_Exercise directions_: Each line that includes "wear" counts once; give the total and nothing besides.

Extracted data start

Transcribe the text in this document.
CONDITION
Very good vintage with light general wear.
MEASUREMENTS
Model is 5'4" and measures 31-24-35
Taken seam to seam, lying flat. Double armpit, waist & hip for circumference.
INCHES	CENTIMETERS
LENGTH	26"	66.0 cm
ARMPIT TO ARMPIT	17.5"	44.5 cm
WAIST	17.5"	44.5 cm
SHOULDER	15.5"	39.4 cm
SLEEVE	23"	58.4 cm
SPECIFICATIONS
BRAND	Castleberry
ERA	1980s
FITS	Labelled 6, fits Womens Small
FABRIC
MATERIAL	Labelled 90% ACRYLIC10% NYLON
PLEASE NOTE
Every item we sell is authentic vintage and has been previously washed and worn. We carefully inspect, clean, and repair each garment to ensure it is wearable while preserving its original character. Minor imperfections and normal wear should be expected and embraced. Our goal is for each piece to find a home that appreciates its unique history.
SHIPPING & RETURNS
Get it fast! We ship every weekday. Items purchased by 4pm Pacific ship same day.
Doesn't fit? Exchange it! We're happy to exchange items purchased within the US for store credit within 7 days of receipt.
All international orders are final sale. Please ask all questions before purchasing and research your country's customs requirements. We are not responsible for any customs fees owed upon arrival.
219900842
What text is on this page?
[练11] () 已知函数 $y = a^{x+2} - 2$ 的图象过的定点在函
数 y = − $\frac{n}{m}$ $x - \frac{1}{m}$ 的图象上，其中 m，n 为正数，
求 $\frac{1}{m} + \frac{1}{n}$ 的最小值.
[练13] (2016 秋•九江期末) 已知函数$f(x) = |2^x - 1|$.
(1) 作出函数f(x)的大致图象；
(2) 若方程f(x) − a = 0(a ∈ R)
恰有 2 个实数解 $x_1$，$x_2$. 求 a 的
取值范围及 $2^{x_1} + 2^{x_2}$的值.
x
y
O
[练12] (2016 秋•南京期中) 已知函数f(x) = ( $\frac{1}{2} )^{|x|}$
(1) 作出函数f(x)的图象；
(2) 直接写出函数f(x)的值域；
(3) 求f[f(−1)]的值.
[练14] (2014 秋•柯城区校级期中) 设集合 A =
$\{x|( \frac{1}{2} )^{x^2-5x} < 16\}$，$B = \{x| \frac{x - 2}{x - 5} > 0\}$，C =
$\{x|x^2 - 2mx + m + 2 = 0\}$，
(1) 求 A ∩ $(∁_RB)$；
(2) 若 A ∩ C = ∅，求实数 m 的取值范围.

Extracted data end

_Answer for this exercise_: 2